Exercise brief: Return the lines of the material from the line with "tab-options[interactable]: Options [10, 81, 63, 108]" to the line with "delete-row-button[interactable] [507, 278, 546, 316]", copied exactly as they appear there.

- - - - -

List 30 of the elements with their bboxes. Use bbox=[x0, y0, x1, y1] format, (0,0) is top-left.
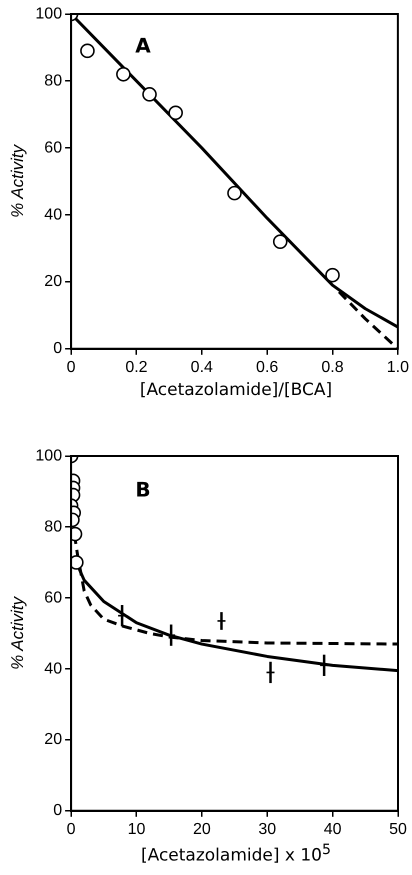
y-tick-label: 40 bbox=[44, 206, 62, 224]
y-tick-label: 20 bbox=[44, 731, 62, 748]
y-tick-label: 0 bbox=[53, 802, 62, 820]
x-tick-label: 0.8 bbox=[321, 358, 344, 376]
x-tick-label: 10 bbox=[128, 820, 146, 838]
x-tick-label: 20 bbox=[192, 820, 211, 838]
x-axis-title: [Acetazolamide] x 10$^{5}$ bbox=[140, 842, 332, 868]
y-tick-label: 80 bbox=[44, 72, 62, 90]
y-tick-label: 100 bbox=[35, 5, 62, 22]
x-tick-label: 0.2 bbox=[125, 358, 148, 376]
annotation: A bbox=[135, 34, 152, 58]
x-axis-title: [Acetazolamide]/[BCA] bbox=[138, 380, 334, 402]
y-tick-label: 60 bbox=[44, 139, 62, 156]
y-axis-title: % Activity bbox=[8, 595, 27, 670]
x-tick-label: 0 bbox=[66, 358, 76, 376]
x-tick-label: 0.6 bbox=[256, 358, 278, 376]
annotation: B bbox=[135, 478, 151, 502]
x-tick-label: 1.0 bbox=[386, 358, 410, 376]
y-axis-title: % Activity bbox=[8, 143, 27, 218]
x-tick-label: 0.4 bbox=[190, 358, 214, 376]
y-tick-label: 80 bbox=[44, 518, 62, 536]
x-tick-label: 40 bbox=[324, 820, 342, 838]
y-tick-label: 40 bbox=[44, 660, 62, 678]
x-tick-label: 30 bbox=[258, 820, 276, 838]
y-tick-label: 100 bbox=[35, 447, 62, 464]
x-tick-label: 0 bbox=[66, 820, 76, 838]
y-tick-label: 60 bbox=[44, 589, 62, 606]
x-tick-label: 50 bbox=[389, 820, 407, 838]
y-tick-label: 20 bbox=[44, 273, 62, 290]
y-tick-label: 0 bbox=[53, 340, 62, 358]
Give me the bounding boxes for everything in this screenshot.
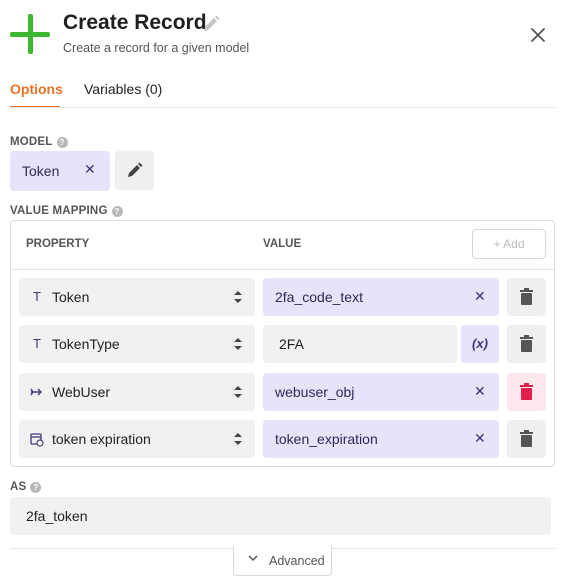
tab-options[interactable]: Options [10, 81, 63, 108]
panel-divider [11, 269, 554, 270]
text-type-icon: T [33, 336, 41, 351]
help-icon[interactable]: ? [56, 137, 68, 148]
chevron-down-icon [248, 555, 258, 562]
delete-row-button[interactable] [507, 278, 546, 316]
as-label: AS [10, 481, 27, 493]
edit-title-icon[interactable] [201, 14, 221, 34]
sort-arrows-icon [234, 433, 242, 445]
advanced-toggle-button[interactable]: Advanced [233, 546, 332, 576]
sort-arrows-icon [234, 386, 242, 398]
close-icon[interactable] [527, 24, 549, 46]
model-section-label: MODEL? [10, 136, 68, 148]
tab-options-label: Options [10, 81, 63, 97]
clear-model-icon[interactable]: ✕ [84, 161, 96, 177]
value-field[interactable]: 2fa_code_text ✕ [263, 278, 499, 316]
value-field[interactable]: token_expiration ✕ [263, 420, 499, 458]
property-select[interactable]: T TokenType [19, 325, 255, 363]
delete-row-button[interactable] [507, 420, 546, 458]
value-field[interactable]: 2FA [263, 325, 457, 363]
property-name: WebUser [52, 384, 111, 400]
advanced-label: Advanced [269, 554, 325, 568]
property-column-header: PROPERTY [26, 238, 90, 250]
page-subtitle: Create a record for a given model [63, 41, 250, 55]
add-mapping-button[interactable]: + Add [472, 229, 546, 259]
property-name: token expiration [52, 431, 151, 447]
property-name: TokenType [52, 336, 120, 352]
pencil-icon [128, 162, 143, 177]
property-select[interactable]: token expiration [19, 420, 255, 458]
as-value: 2fa_token [26, 508, 88, 524]
clear-value-icon[interactable]: ✕ [474, 288, 486, 304]
edit-model-button[interactable] [115, 151, 154, 190]
datetime-icon [29, 430, 45, 448]
tabs-divider [10, 107, 555, 108]
sort-arrows-icon [234, 291, 242, 303]
variable-toggle-button[interactable]: (x) [461, 325, 499, 363]
clear-value-icon[interactable]: ✕ [474, 383, 486, 399]
value-mapping-label: VALUE MAPPING [10, 205, 108, 217]
value-text: token_expiration [275, 431, 378, 447]
page-title: Create Record [63, 11, 207, 34]
property-name: Token [52, 289, 90, 305]
model-chip[interactable]: Token ✕ [10, 151, 110, 191]
value-mapping-panel [10, 220, 555, 467]
as-section-label: AS? [10, 481, 42, 493]
value-text: 2FA [279, 336, 304, 352]
relation-icon [29, 383, 45, 401]
clear-value-icon[interactable]: ✕ [474, 430, 486, 446]
model-value: Token [22, 163, 60, 179]
help-icon[interactable]: ? [30, 482, 42, 493]
trash-icon [520, 430, 533, 447]
help-icon[interactable]: ? [111, 206, 123, 217]
create-record-icon [10, 14, 50, 54]
delete-row-button[interactable] [507, 325, 546, 363]
value-mapping-section-label: VALUE MAPPING? [10, 205, 123, 217]
trash-icon [520, 383, 533, 400]
as-input[interactable]: 2fa_token [10, 497, 551, 535]
property-select[interactable]: WebUser [19, 373, 255, 411]
model-label: MODEL [10, 136, 53, 148]
sort-arrows-icon [234, 338, 242, 350]
value-text: 2fa_code_text [275, 289, 363, 305]
tab-variables[interactable]: Variables (0) [84, 81, 162, 97]
text-type-icon: T [33, 289, 41, 304]
tab-variables-label: Variables (0) [84, 81, 163, 97]
property-select[interactable]: T Token [19, 278, 255, 316]
value-column-header: VALUE [263, 238, 302, 250]
value-field[interactable]: webuser_obj ✕ [263, 373, 499, 411]
delete-row-button[interactable] [507, 373, 546, 411]
trash-icon [520, 335, 533, 352]
trash-icon [520, 288, 533, 305]
value-text: webuser_obj [275, 384, 355, 400]
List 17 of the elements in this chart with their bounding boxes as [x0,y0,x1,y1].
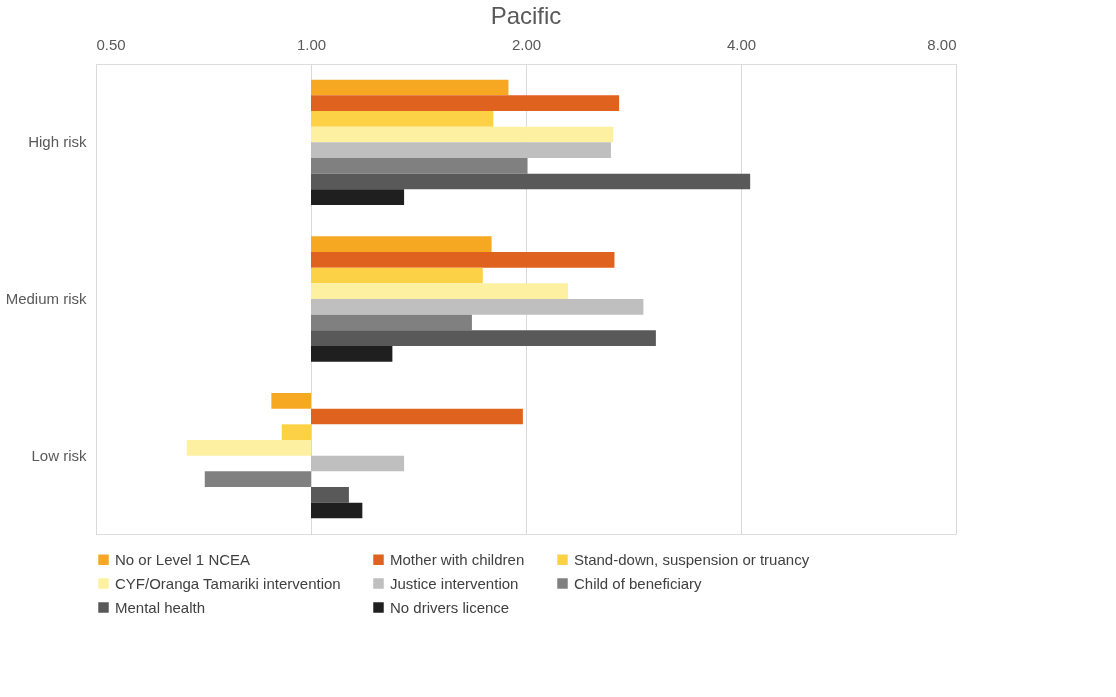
y-tick-label: Medium risk [5,290,87,307]
y-tick-label: Low risk [31,446,87,464]
legend-label: CYF/Oranga Tamariki intervention [115,574,341,592]
legend-label: No or Level 1 NCEA [115,550,251,568]
legend-label: Mother with children [390,550,525,568]
legend-label: Justice intervention [390,574,519,592]
x-tick-label: 0.50 [96,35,126,53]
legend-label: Mental health [115,598,206,616]
legend-label: Child of beneficiary [574,574,703,592]
x-tick-label: 8.00 [927,35,957,53]
legend-label: No drivers licence [390,598,510,616]
x-tick-label: 4.00 [726,35,757,53]
x-tick-label: 1.00 [296,35,327,53]
y-tick-label: High risk [28,133,87,151]
legend-label: Stand-down, suspension or truancy [574,550,810,568]
x-tick-label: 2.00 [511,35,542,53]
chart-title: Pacific [490,2,562,29]
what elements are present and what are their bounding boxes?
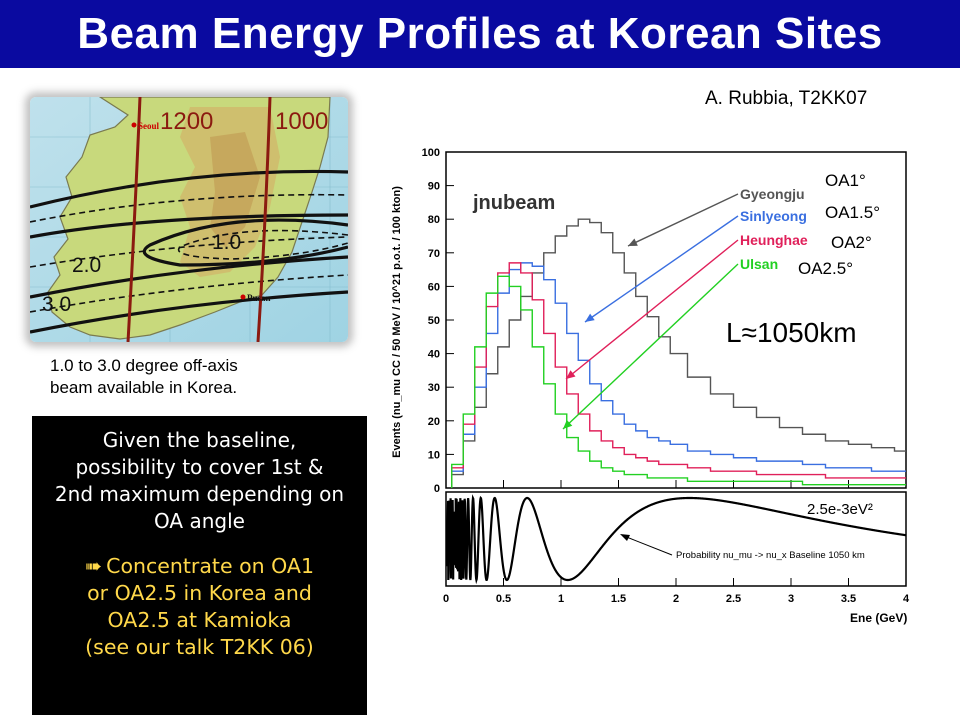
- y-tick-label: 10: [428, 449, 440, 461]
- conclusion-line-first: ➠ Concentrate on OA1: [32, 553, 367, 580]
- top-plot-frame: [445, 151, 907, 489]
- y-tick-label: 20: [428, 416, 440, 428]
- conclusion-paragraph: ➠ Concentrate on OA1 or OA2.5 in Korea an…: [32, 553, 367, 661]
- y-tick-label: 60: [428, 281, 440, 293]
- arrow-bullet-icon: ➠: [84, 554, 103, 578]
- credit-text: A. Rubbia, T2KK07: [705, 88, 868, 109]
- oscillation-curve: [446, 494, 907, 585]
- oa-contours-solid: [30, 169, 348, 334]
- y-axis-ticks: 0 10 20 30 40 50 60 70 80 90 100: [422, 147, 454, 495]
- legend-arrow-head: [585, 313, 595, 322]
- seoul-marker: [131, 122, 137, 128]
- x-tick-label: 2: [673, 593, 679, 605]
- map-label-oa2: 2.0: [72, 254, 101, 277]
- map-label-seoul: Seoul: [138, 121, 160, 131]
- x-tick-label: 1: [558, 593, 564, 605]
- baseline-annotation: L≈1050km: [726, 317, 857, 348]
- x-tick-label: 4: [903, 593, 910, 605]
- legend-arrow-line: [562, 263, 739, 430]
- x-tick-label: 0: [443, 593, 449, 605]
- legend-oa-heunghae: OA2°: [831, 233, 872, 252]
- map-caption-line2: beam available in Korea.: [50, 378, 238, 397]
- summary-line: possibility to cover 1st &: [75, 455, 324, 479]
- legend-arrow-head: [628, 238, 638, 246]
- series-gyeongju: [451, 218, 906, 488]
- y-tick-label: 30: [428, 382, 440, 394]
- conclusion-line: (see our talk T2KK 06): [85, 635, 314, 659]
- baseline-lines: [126, 97, 272, 342]
- chart-panel: 0 10 20 30 40 50 60 70 80 90 100 0 0.5 1 1.5 2 2.5 3 3.5 4…: [380, 122, 940, 720]
- title-bar: Beam Energy Profiles at Korean Sites: [0, 0, 960, 68]
- summary-box: Given the baseline, possibility to cover…: [32, 416, 367, 715]
- legend-arrow-line: [584, 215, 739, 323]
- x-axis-label: Ene (GeV): [850, 611, 907, 625]
- summary-line: 2nd maximum depending on: [54, 482, 345, 506]
- legend-site-gyeongju: Gyeongju: [740, 186, 805, 202]
- conclusion-line: or OA2.5 in Korea and: [87, 581, 312, 605]
- summary-line: OA angle: [154, 509, 245, 533]
- map-label-oa1: 1.0: [212, 231, 241, 254]
- pusan-marker: [240, 294, 246, 300]
- legend-oa-gyeongju: OA1°: [825, 171, 866, 190]
- x-tick-label: 3: [788, 593, 794, 605]
- legend-oa-ulsan: OA2.5°: [798, 259, 853, 278]
- map-label-1200: 1200: [160, 108, 213, 135]
- series-legend: Gyeongju OA1° Sinlyeong OA1.5° Heunghae OA2° U…: [562, 171, 880, 430]
- oscillation-group: [446, 494, 907, 585]
- summary-line: Given the baseline,: [102, 428, 297, 452]
- energy-spectrum-chart: 0 10 20 30 40 50 60 70 80 90 100 0 0.5 1 1.5 2 2.5 3 3.5 4…: [391, 147, 910, 625]
- y-tick-label: 80: [428, 214, 440, 226]
- korea-map: 1200 1000 1.0 2.0 3.0 Seoul Pusan: [30, 97, 348, 342]
- y-tick-label: 100: [422, 147, 440, 159]
- y-tick-label: 90: [428, 181, 440, 193]
- series-sinlyeong: [451, 262, 906, 488]
- chart-title: jnubeam: [472, 192, 555, 214]
- series-ulsan: [451, 275, 906, 488]
- x-tick-label: 0.5: [496, 593, 511, 605]
- probability-arrow-line: [623, 535, 673, 556]
- legend-arrow-head: [566, 370, 576, 379]
- probability-arrow-head: [620, 534, 630, 541]
- probability-legend: Probability nu_mu -> nu_x Baseline 1050 …: [676, 550, 865, 561]
- legend-arrow-line: [565, 239, 739, 380]
- y-tick-label: 50: [428, 315, 440, 327]
- y-axis-label: Events (nu_mu CC / 50 MeV / 10^21 p.o.t.…: [391, 186, 403, 458]
- y-tick-label: 70: [428, 248, 440, 260]
- conclusion-line: Concentrate on OA1: [106, 554, 314, 578]
- x-tick-label: 2.5: [726, 593, 741, 605]
- series-group: [451, 218, 906, 488]
- legend-oa-sinlyeong: OA1.5°: [825, 203, 880, 222]
- legend-arrow-line: [627, 193, 739, 247]
- legend-site-ulsan: Ulsan: [740, 256, 778, 272]
- y-tick-label: 40: [428, 349, 440, 361]
- oa-contours-dashed: [30, 193, 348, 313]
- map-caption: 1.0 to 3.0 degree off-axis beam availabl…: [50, 355, 238, 399]
- map-label-pusan: Pusan: [247, 293, 271, 303]
- legend-site-heunghae: Heunghae: [740, 232, 808, 248]
- summary-paragraph: Given the baseline, possibility to cover…: [32, 427, 367, 535]
- map-label-1000: 1000: [275, 108, 328, 135]
- korea-map-svg: 1200 1000 1.0 2.0 3.0 Seoul Pusan: [30, 97, 348, 342]
- dm2-annotation: 2.5e-3eV²: [807, 501, 873, 518]
- conclusion-line: OA2.5 at Kamioka: [107, 608, 292, 632]
- legend-arrow-head: [563, 419, 573, 429]
- map-caption-line1: 1.0 to 3.0 degree off-axis: [50, 356, 238, 375]
- legend-site-sinlyeong: Sinlyeong: [740, 208, 807, 224]
- x-tick-label: 1.5: [611, 593, 626, 605]
- map-label-oa3: 3.0: [42, 293, 71, 316]
- slide-title: Beam Energy Profiles at Korean Sites: [77, 9, 883, 58]
- x-tick-label: 3.5: [841, 593, 856, 605]
- y-tick-label: 0: [434, 483, 440, 495]
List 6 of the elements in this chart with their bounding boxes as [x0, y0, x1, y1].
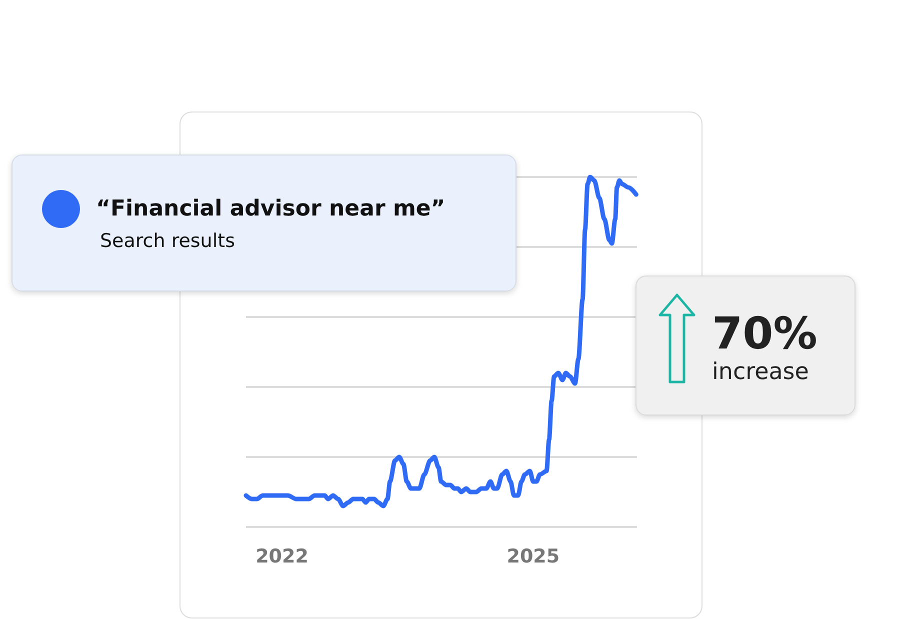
text: 70%	[712, 308, 818, 360]
x-tick-label: 2025	[506, 546, 560, 568]
text: increase	[712, 359, 809, 385]
legend-label: “Financial advisor near me”	[96, 196, 446, 222]
text: Search results	[100, 230, 235, 252]
x-tick-label: 2022	[256, 546, 308, 568]
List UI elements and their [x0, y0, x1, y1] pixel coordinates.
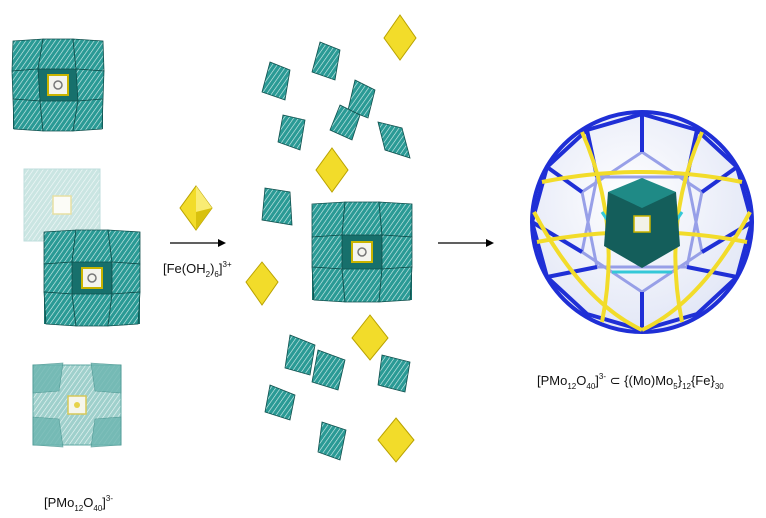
reagent-label: [Fe(OH2)6]3+ — [163, 260, 232, 279]
cage-sphere — [529, 110, 755, 334]
cage-encapsulated-keggin — [604, 178, 680, 268]
fe-octahedra-free — [245, 14, 417, 463]
mo-fragments — [261, 41, 411, 461]
reaction-arrow-2 — [438, 239, 494, 247]
fe-octahedron-reagent — [179, 185, 213, 231]
keggin-cluster-center — [311, 201, 413, 303]
left-cluster-label: [PMo12O40]3- — [44, 494, 114, 513]
keggin-cluster-middle — [43, 229, 141, 327]
keggin-cluster-bottom — [32, 362, 122, 448]
keggin-cluster-top — [11, 38, 105, 132]
reaction-arrow-1 — [170, 239, 226, 247]
product-label: [PMo12O40]3- ⊂ {(Mo)Mo5}12{Fe}30 — [537, 372, 724, 391]
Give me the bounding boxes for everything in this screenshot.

- - - - -

The result:
tab-options[interactable]: Options [10, 81, 63, 108]
panel-divider [11, 269, 554, 270]
text-type-icon: T [33, 336, 41, 351]
help-icon[interactable]: ? [56, 137, 68, 148]
chevron-down-icon [248, 555, 258, 562]
delete-row-button[interactable] [507, 278, 546, 316]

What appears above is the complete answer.